Identify the lines containing the word "JSON". Copy each one.

======== AVAILABLE DATA ========

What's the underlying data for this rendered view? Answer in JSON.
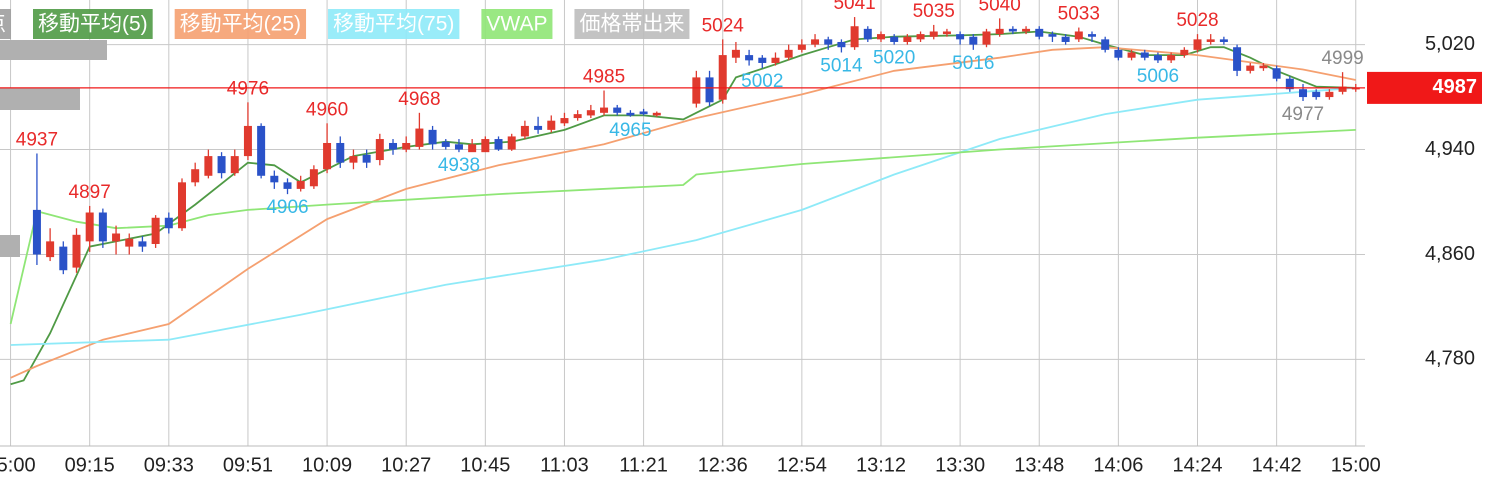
{
  "chart_data": {
    "type": "candlestick",
    "xlim": [
      -0.8,
      102.7
    ],
    "ylim": [
      4714,
      5054
    ],
    "yticks": [
      {
        "value": 5020,
        "label": "5,020"
      },
      {
        "value": 4940,
        "label": "4,940"
      },
      {
        "value": 4860,
        "label": "4,860"
      },
      {
        "value": 4780,
        "label": "4,780"
      }
    ],
    "xticks": [
      {
        "value": 0,
        "label": "15:00"
      },
      {
        "value": 6,
        "label": "09:15"
      },
      {
        "value": 12,
        "label": "09:33"
      },
      {
        "value": 18,
        "label": "09:51"
      },
      {
        "value": 24,
        "label": "10:09"
      },
      {
        "value": 30,
        "label": "10:27"
      },
      {
        "value": 36,
        "label": "10:45"
      },
      {
        "value": 42,
        "label": "11:03"
      },
      {
        "value": 48,
        "label": "11:21"
      },
      {
        "value": 54,
        "label": "12:36"
      },
      {
        "value": 60,
        "label": "12:54"
      },
      {
        "value": 66,
        "label": "13:12"
      },
      {
        "value": 72,
        "label": "13:30"
      },
      {
        "value": 78,
        "label": "13:48"
      },
      {
        "value": 84,
        "label": "14:06"
      },
      {
        "value": 90,
        "label": "14:24"
      },
      {
        "value": 96,
        "label": "14:42"
      },
      {
        "value": 102,
        "label": "15:00"
      }
    ],
    "grid": true,
    "up_color": "#e03a2e",
    "down_color": "#2a52c8",
    "candles": {
      "x": [
        2,
        3,
        4,
        5,
        6,
        7,
        8,
        9,
        10,
        11,
        12,
        13,
        14,
        15,
        16,
        17,
        18,
        19,
        20,
        21,
        22,
        23,
        24,
        25,
        26,
        27,
        28,
        29,
        30,
        31,
        32,
        33,
        34,
        35,
        36,
        37,
        38,
        39,
        40,
        41,
        42,
        43,
        44,
        45,
        46,
        47,
        48,
        49,
        52,
        53,
        54,
        55,
        56,
        57,
        58,
        59,
        60,
        61,
        62,
        63,
        64,
        65,
        66,
        67,
        68,
        69,
        70,
        71,
        72,
        73,
        74,
        75,
        76,
        77,
        78,
        79,
        80,
        81,
        82,
        83,
        84,
        85,
        86,
        87,
        88,
        89,
        90,
        91,
        92,
        93,
        94,
        95,
        96,
        97,
        98,
        99,
        100,
        101,
        102
      ],
      "open": [
        4894,
        4858,
        4866,
        4850,
        4870,
        4892,
        4870,
        4866,
        4870,
        4868,
        4888,
        4880,
        4915,
        4920,
        4935,
        4922,
        4935,
        4958,
        4920,
        4915,
        4910,
        4912,
        4925,
        4945,
        4930,
        4936,
        4932,
        4945,
        4940,
        4942,
        4955,
        4946,
        4944,
        4938,
        4938,
        4948,
        4940,
        4950,
        4958,
        4955,
        4960,
        4964,
        4966,
        4968,
        4972,
        4968,
        4969,
        4966,
        4975,
        4995,
        4978,
        5010,
        5012,
        5010,
        5006,
        5010,
        5016,
        5020,
        5024,
        5022,
        5018,
        5032,
        5024,
        5026,
        5022,
        5024,
        5026,
        5028,
        5028,
        5026,
        5020,
        5028,
        5032,
        5030,
        5032,
        5028,
        5026,
        5024,
        5028,
        5024,
        5016,
        5010,
        5014,
        5012,
        5008,
        5012,
        5016,
        5022,
        5024,
        5018,
        5000,
        5002,
        5002,
        4994,
        4986,
        4984,
        4980,
        4984,
        4986
      ],
      "high": [
        4937,
        4880,
        4870,
        4880,
        4897,
        4895,
        4882,
        4876,
        4874,
        4890,
        4892,
        4918,
        4930,
        4940,
        4938,
        4940,
        4976,
        4960,
        4924,
        4918,
        4920,
        4928,
        4960,
        4950,
        4940,
        4940,
        4952,
        4948,
        4950,
        4968,
        4958,
        4948,
        4948,
        4948,
        4950,
        4950,
        4952,
        4962,
        4965,
        4966,
        4968,
        4970,
        4974,
        4985,
        4974,
        4970,
        4971,
        4969,
        5000,
        5000,
        5024,
        5022,
        5016,
        5012,
        5014,
        5020,
        5024,
        5028,
        5026,
        5024,
        5041,
        5034,
        5030,
        5028,
        5028,
        5030,
        5035,
        5032,
        5030,
        5028,
        5032,
        5040,
        5034,
        5034,
        5034,
        5030,
        5028,
        5033,
        5030,
        5026,
        5018,
        5016,
        5016,
        5014,
        5014,
        5018,
        5028,
        5028,
        5026,
        5020,
        5006,
        5006,
        5004,
        4996,
        4990,
        4986,
        4986,
        4999,
        4990
      ],
      "low": [
        4852,
        4855,
        4845,
        4846,
        4862,
        4865,
        4860,
        4860,
        4862,
        4865,
        4876,
        4878,
        4912,
        4918,
        4918,
        4920,
        4932,
        4918,
        4910,
        4906,
        4908,
        4910,
        4922,
        4926,
        4925,
        4926,
        4928,
        4936,
        4938,
        4940,
        4940,
        4940,
        4938,
        4939,
        4939,
        4939,
        4939,
        4948,
        4952,
        4953,
        4958,
        4962,
        4964,
        4966,
        4966,
        4965,
        4966,
        4965,
        4972,
        4973,
        4975,
        5006,
        5004,
        5002,
        5004,
        5008,
        5014,
        5018,
        5016,
        5014,
        5016,
        5022,
        5022,
        5020,
        5020,
        5022,
        5024,
        5026,
        5020,
        5016,
        5018,
        5026,
        5028,
        5028,
        5024,
        5022,
        5020,
        5022,
        5022,
        5014,
        5008,
        5008,
        5008,
        5006,
        5006,
        5010,
        5014,
        5020,
        5020,
        4996,
        4998,
        5000,
        4992,
        4984,
        4977,
        4978,
        4978,
        4982,
        4984
      ],
      "close": [
        4860,
        4870,
        4848,
        4875,
        4892,
        4870,
        4876,
        4872,
        4866,
        4888,
        4880,
        4915,
        4925,
        4935,
        4922,
        4935,
        4958,
        4920,
        4915,
        4910,
        4916,
        4925,
        4945,
        4930,
        4935,
        4930,
        4948,
        4940,
        4945,
        4956,
        4944,
        4942,
        4940,
        4944,
        4948,
        4940,
        4950,
        4958,
        4955,
        4962,
        4964,
        4967,
        4970,
        4972,
        4968,
        4966,
        4967,
        4968,
        4995,
        4976,
        5012,
        5016,
        5008,
        5006,
        5010,
        5016,
        5020,
        5024,
        5020,
        5018,
        5034,
        5024,
        5028,
        5022,
        5026,
        5028,
        5030,
        5030,
        5024,
        5020,
        5030,
        5032,
        5030,
        5032,
        5026,
        5026,
        5022,
        5030,
        5026,
        5016,
        5010,
        5014,
        5010,
        5008,
        5012,
        5016,
        5024,
        5024,
        5022,
        5000,
        5004,
        5004,
        4994,
        4986,
        4980,
        4980,
        4984,
        4988,
        4987
      ]
    },
    "series": [
      {
        "name": "移動平均(5)",
        "color": "#4f9a45",
        "x": [
          0,
          1,
          3,
          6,
          11,
          14,
          17,
          18,
          20,
          22,
          23,
          26,
          30,
          33,
          35,
          38,
          42,
          45,
          48,
          51,
          52,
          54,
          55,
          58,
          60,
          62,
          64,
          67,
          72,
          75,
          78,
          81,
          83,
          86,
          89,
          91,
          92,
          94,
          96,
          99,
          102
        ],
        "values": [
          4761,
          4764,
          4800,
          4866,
          4876,
          4898,
          4922,
          4930,
          4928,
          4915,
          4920,
          4935,
          4942,
          4946,
          4944,
          4946,
          4955,
          4966,
          4966,
          4963,
          4968,
          4978,
          4995,
          5005,
          5012,
          5018,
          5024,
          5026,
          5027,
          5028,
          5030,
          5026,
          5020,
          5012,
          5012,
          5018,
          5018,
          5010,
          5000,
          4988,
          4987
        ]
      },
      {
        "name": "移動平均(25)",
        "color": "#f5a070",
        "x": [
          0,
          2,
          7,
          12,
          18,
          24,
          30,
          37,
          45,
          52,
          60,
          67,
          75,
          79,
          83,
          90,
          98,
          102
        ],
        "values": [
          4766,
          4775,
          4795,
          4807,
          4849,
          4887,
          4910,
          4928,
          4944,
          4964,
          4982,
          5000,
          5010,
          5016,
          5018,
          5012,
          5001,
          4993
        ]
      },
      {
        "name": "移動平均(75)",
        "color": "#8eeaf8",
        "x": [
          0,
          12,
          22,
          33,
          45,
          52,
          60,
          67,
          75,
          83,
          90,
          98,
          102
        ],
        "values": [
          4791,
          4795,
          4814,
          4837,
          4856,
          4871,
          4894,
          4921,
          4948,
          4967,
          4978,
          4984,
          4987
        ]
      },
      {
        "name": "VWAP",
        "color": "#8fe676",
        "x": [
          0,
          2,
          5,
          8,
          12,
          15,
          18,
          24,
          37,
          51,
          52,
          60,
          75,
          90,
          102
        ],
        "values": [
          4807,
          4893,
          4885,
          4880,
          4882,
          4890,
          4894,
          4898,
          4906,
          4913,
          4921,
          4929,
          4940,
          4949,
          4955
        ]
      }
    ],
    "buttons": [
      {
        "label": "点",
        "color": "#9e9e9e"
      },
      {
        "label": "価格帯出来",
        "color": "#bcbcbc"
      }
    ],
    "last_price": 4987,
    "last_price_color": "#f01818",
    "annotations": [
      {
        "x": 2,
        "value": 4937,
        "position": "above",
        "color": "#e82a2a"
      },
      {
        "x": 6,
        "value": 4897,
        "position": "above",
        "color": "#e82a2a"
      },
      {
        "x": 18,
        "value": 4976,
        "position": "above",
        "color": "#e82a2a"
      },
      {
        "x": 24,
        "value": 4960,
        "position": "above",
        "color": "#e82a2a"
      },
      {
        "x": 31,
        "value": 4968,
        "position": "above",
        "color": "#e82a2a"
      },
      {
        "x": 45,
        "value": 4985,
        "position": "above",
        "color": "#e82a2a"
      },
      {
        "x": 54,
        "value": 5024,
        "position": "above",
        "color": "#e82a2a"
      },
      {
        "x": 64,
        "value": 5041,
        "position": "above",
        "color": "#e82a2a"
      },
      {
        "x": 70,
        "value": 5035,
        "position": "above",
        "color": "#e82a2a"
      },
      {
        "x": 75,
        "value": 5040,
        "position": "above",
        "color": "#e82a2a"
      },
      {
        "x": 81,
        "value": 5033,
        "position": "above",
        "color": "#e82a2a"
      },
      {
        "x": 90,
        "value": 5028,
        "position": "above",
        "color": "#e82a2a"
      },
      {
        "x": 101,
        "value": 4999,
        "position": "above",
        "color": "#8a8a8a"
      },
      {
        "x": 21,
        "value": 4906,
        "position": "below",
        "color": "#38b8e6"
      },
      {
        "x": 34,
        "value": 4938,
        "position": "below",
        "color": "#38b8e6"
      },
      {
        "x": 47,
        "value": 4965,
        "position": "below",
        "color": "#38b8e6"
      },
      {
        "x": 57,
        "value": 5002,
        "position": "below",
        "color": "#38b8e6"
      },
      {
        "x": 63,
        "value": 5014,
        "position": "below",
        "color": "#38b8e6"
      },
      {
        "x": 67,
        "value": 5020,
        "position": "below",
        "color": "#38b8e6"
      },
      {
        "x": 73,
        "value": 5016,
        "position": "below",
        "color": "#38b8e6"
      },
      {
        "x": 87,
        "value": 5006,
        "position": "below",
        "color": "#38b8e6"
      },
      {
        "x": 98,
        "value": 4977,
        "position": "below",
        "color": "#8a8a8a"
      }
    ]
  }
}
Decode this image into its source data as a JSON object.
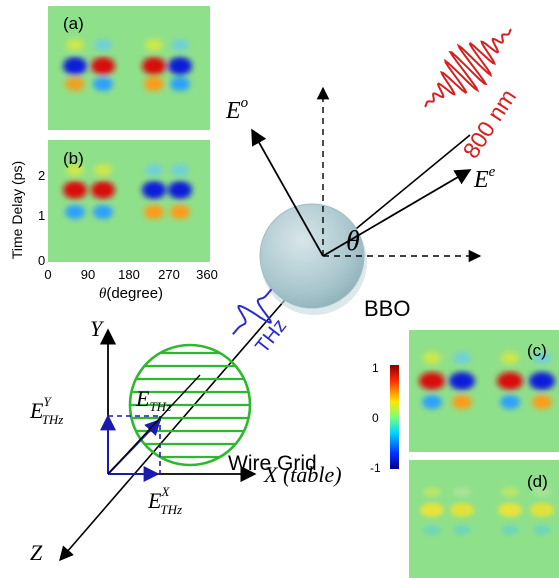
{
  "panels": {
    "a": {
      "label": "(a)"
    },
    "b": {
      "label": "(b)"
    },
    "c": {
      "label": "(c)"
    },
    "d": {
      "label": "(d)"
    }
  },
  "heatmap_axes": {
    "ylabel": "Time Delay (ps)",
    "yticks": [
      "0",
      "1",
      "2"
    ],
    "xticks": [
      "0",
      "90",
      "180",
      "270",
      "360"
    ],
    "xlabel_symbol": "θ",
    "xlabel_unit": "(degree)"
  },
  "colorbar": {
    "ticks": [
      "1",
      "0",
      "-1"
    ],
    "colors": [
      "#8b0000",
      "#ff2a00",
      "#ffe600",
      "#7dff7a",
      "#00d8ff",
      "#0033ff",
      "#00008f"
    ]
  },
  "beam": {
    "laser_label": "800 nm",
    "laser_color": "#d62020",
    "crystal_label": "BBO",
    "thz_label": "THz",
    "thz_color": "#2a2ad0",
    "angle_symbol": "θ",
    "e_ordinary": {
      "base": "E",
      "sup": "o"
    },
    "e_extra": {
      "base": "E",
      "sup": "e"
    }
  },
  "lab_frame": {
    "axis_y": "Y",
    "axis_x": "X (table)",
    "axis_z": "Z",
    "wire_grid_label": "Wire Grid",
    "wire_grid_color": "#2eb82e",
    "vector_color": "#1a1ab0",
    "e_thz": {
      "base": "E",
      "sub": "THz"
    },
    "e_thz_y": {
      "base": "E",
      "sub": "THz",
      "sup": "Y"
    },
    "e_thz_x": {
      "base": "E",
      "sub": "THz",
      "sup": "X"
    }
  }
}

========

WRITTEN SOLUTION:
What's the underlying data for this rendered view? Answer in JSON.
Decode this image into its source data as a JSON object.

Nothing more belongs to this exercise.